Data extracted from a collection
::::

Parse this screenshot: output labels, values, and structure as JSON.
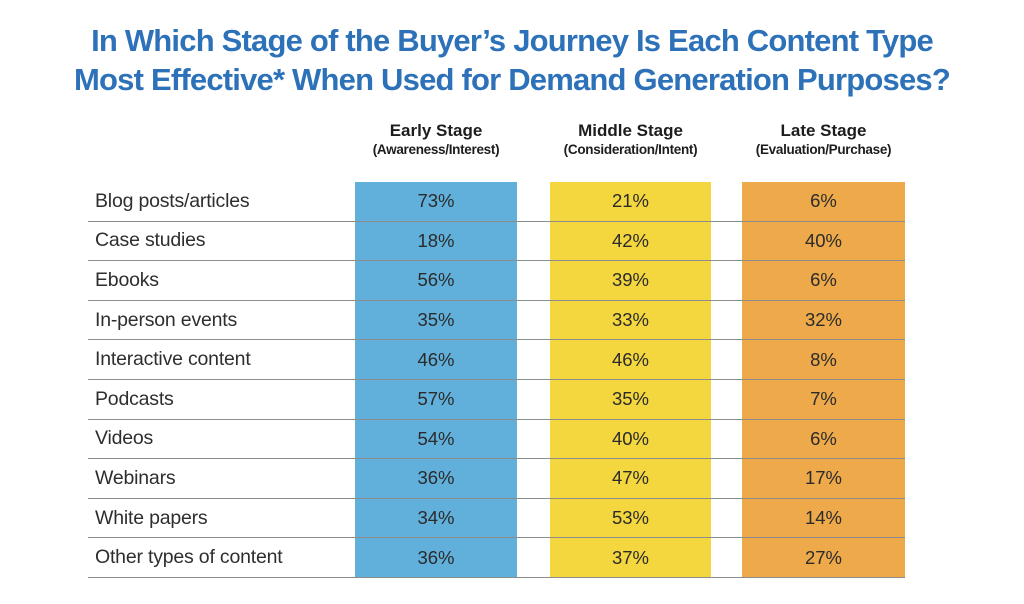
{
  "title": {
    "line1": "In Which Stage of the Buyer’s Journey Is Each Content Type",
    "line2": "Most Effective* When Used for Demand Generation Purposes?"
  },
  "colors": {
    "title": "#2d72b9",
    "early": "#61b0db",
    "middle": "#f4d73f",
    "late": "#eda94a",
    "divider": "#8c8c8c"
  },
  "table": {
    "headers": [
      {
        "main": "Early Stage",
        "sub": "(Awareness/Interest)"
      },
      {
        "main": "Middle Stage",
        "sub": "(Consideration/Intent)"
      },
      {
        "main": "Late Stage",
        "sub": "(Evaluation/Purchase)"
      }
    ],
    "rows": [
      {
        "label": "Blog posts/articles",
        "values": [
          "73%",
          "21%",
          "6%"
        ]
      },
      {
        "label": "Case studies",
        "values": [
          "18%",
          "42%",
          "40%"
        ]
      },
      {
        "label": "Ebooks",
        "values": [
          "56%",
          "39%",
          "6%"
        ]
      },
      {
        "label": "In-person events",
        "values": [
          "35%",
          "33%",
          "32%"
        ]
      },
      {
        "label": "Interactive content",
        "values": [
          "46%",
          "46%",
          "8%"
        ]
      },
      {
        "label": "Podcasts",
        "values": [
          "57%",
          "35%",
          "7%"
        ]
      },
      {
        "label": "Videos",
        "values": [
          "54%",
          "40%",
          "6%"
        ]
      },
      {
        "label": "Webinars",
        "values": [
          "36%",
          "47%",
          "17%"
        ]
      },
      {
        "label": "White papers",
        "values": [
          "34%",
          "53%",
          "14%"
        ]
      },
      {
        "label": "Other types of content",
        "values": [
          "36%",
          "37%",
          "27%"
        ]
      }
    ]
  },
  "chart_data": {
    "type": "table",
    "title": "In Which Stage of the Buyer’s Journey Is Each Content Type Most Effective* When Used for Demand Generation Purposes?",
    "unit": "%",
    "categories": [
      "Blog posts/articles",
      "Case studies",
      "Ebooks",
      "In-person events",
      "Interactive content",
      "Podcasts",
      "Videos",
      "Webinars",
      "White papers",
      "Other types of content"
    ],
    "series": [
      {
        "name": "Early Stage (Awareness/Interest)",
        "values": [
          73,
          18,
          56,
          35,
          46,
          57,
          54,
          36,
          34,
          36
        ]
      },
      {
        "name": "Middle Stage (Consideration/Intent)",
        "values": [
          21,
          42,
          39,
          33,
          46,
          35,
          40,
          47,
          53,
          37
        ]
      },
      {
        "name": "Late Stage (Evaluation/Purchase)",
        "values": [
          6,
          40,
          6,
          32,
          8,
          7,
          6,
          17,
          14,
          27
        ]
      }
    ],
    "layout_hints": {
      "style": "heatmap-like table with one solid color band per stage column",
      "column_colors": [
        "#61b0db",
        "#f4d73f",
        "#eda94a"
      ],
      "grid": "horizontal row dividers only"
    }
  }
}
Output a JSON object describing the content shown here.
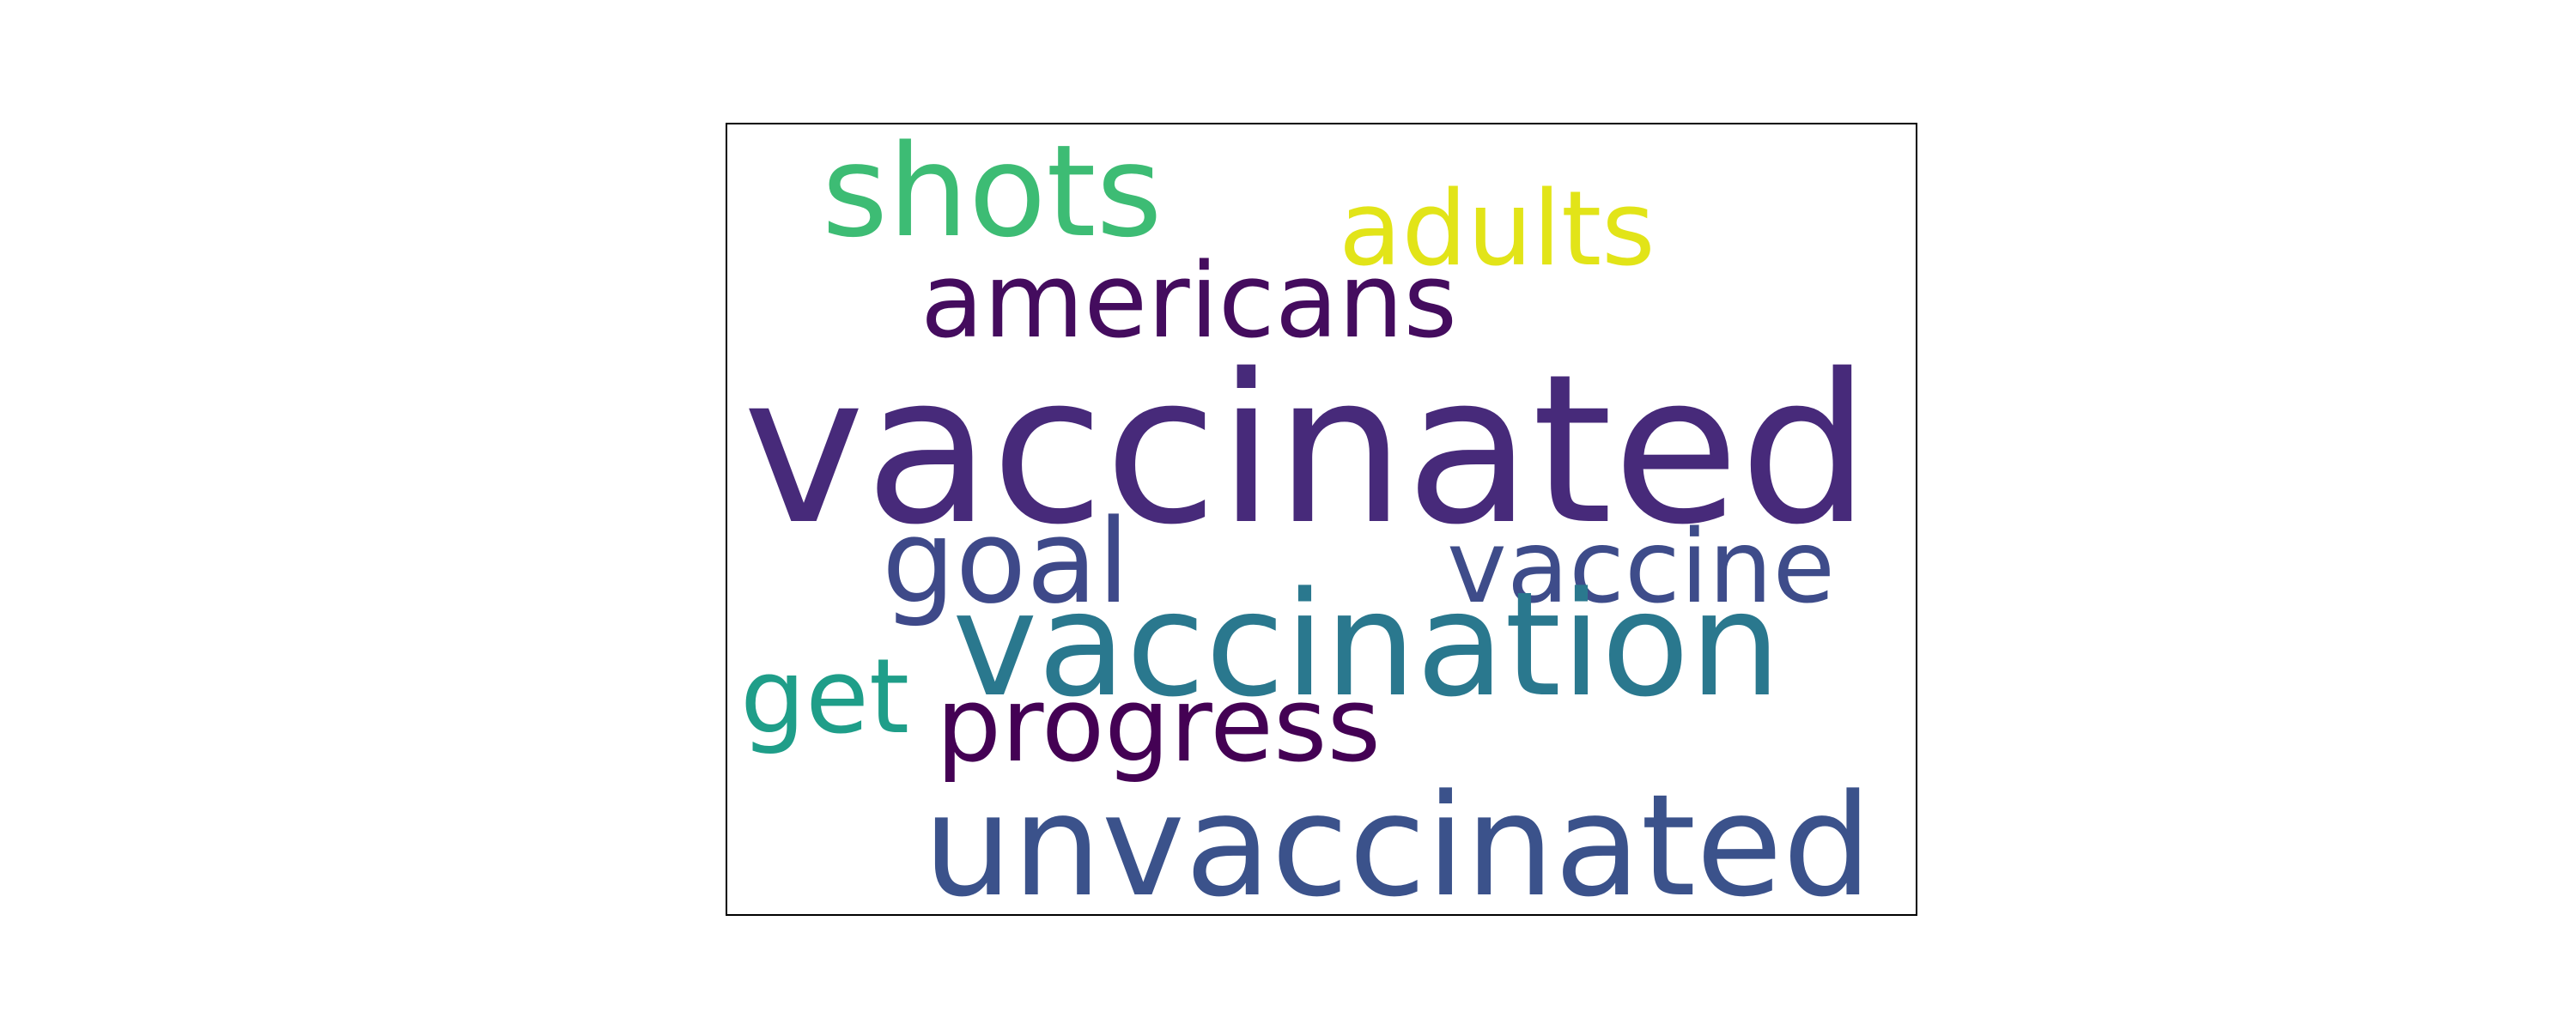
{
  "words": {
    "shots": {
      "text": "shots",
      "color": "#3dbc74"
    },
    "adults": {
      "text": "adults",
      "color": "#e2e418"
    },
    "americans": {
      "text": "americans",
      "color": "#440c5e"
    },
    "vaccinated": {
      "text": "vaccinated",
      "color": "#472a7a"
    },
    "goal": {
      "text": "goal",
      "color": "#3e4989"
    },
    "vaccine": {
      "text": "vaccine",
      "color": "#3e4c8a"
    },
    "vaccination": {
      "text": "vaccination",
      "color": "#2a788e"
    },
    "get": {
      "text": "get",
      "color": "#1f9e89"
    },
    "progress": {
      "text": "progress",
      "color": "#440154"
    },
    "unvaccinated": {
      "text": "unvaccinated",
      "color": "#3b528b"
    }
  }
}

::::

Work to do: Pictures are not part of the copy; reproduce exactly and only the lines from the line containing "Output a JSON" through the end of the listing.

Written reply:
Output a JSON object describing the content shown here.
{
  "words": {
    "shots": {
      "text": "shots",
      "color": "#3dbc74"
    },
    "adults": {
      "text": "adults",
      "color": "#e2e418"
    },
    "americans": {
      "text": "americans",
      "color": "#440c5e"
    },
    "vaccinated": {
      "text": "vaccinated",
      "color": "#472a7a"
    },
    "goal": {
      "text": "goal",
      "color": "#3e4989"
    },
    "vaccine": {
      "text": "vaccine",
      "color": "#3e4c8a"
    },
    "vaccination": {
      "text": "vaccination",
      "color": "#2a788e"
    },
    "get": {
      "text": "get",
      "color": "#1f9e89"
    },
    "progress": {
      "text": "progress",
      "color": "#440154"
    },
    "unvaccinated": {
      "text": "unvaccinated",
      "color": "#3b528b"
    }
  }
}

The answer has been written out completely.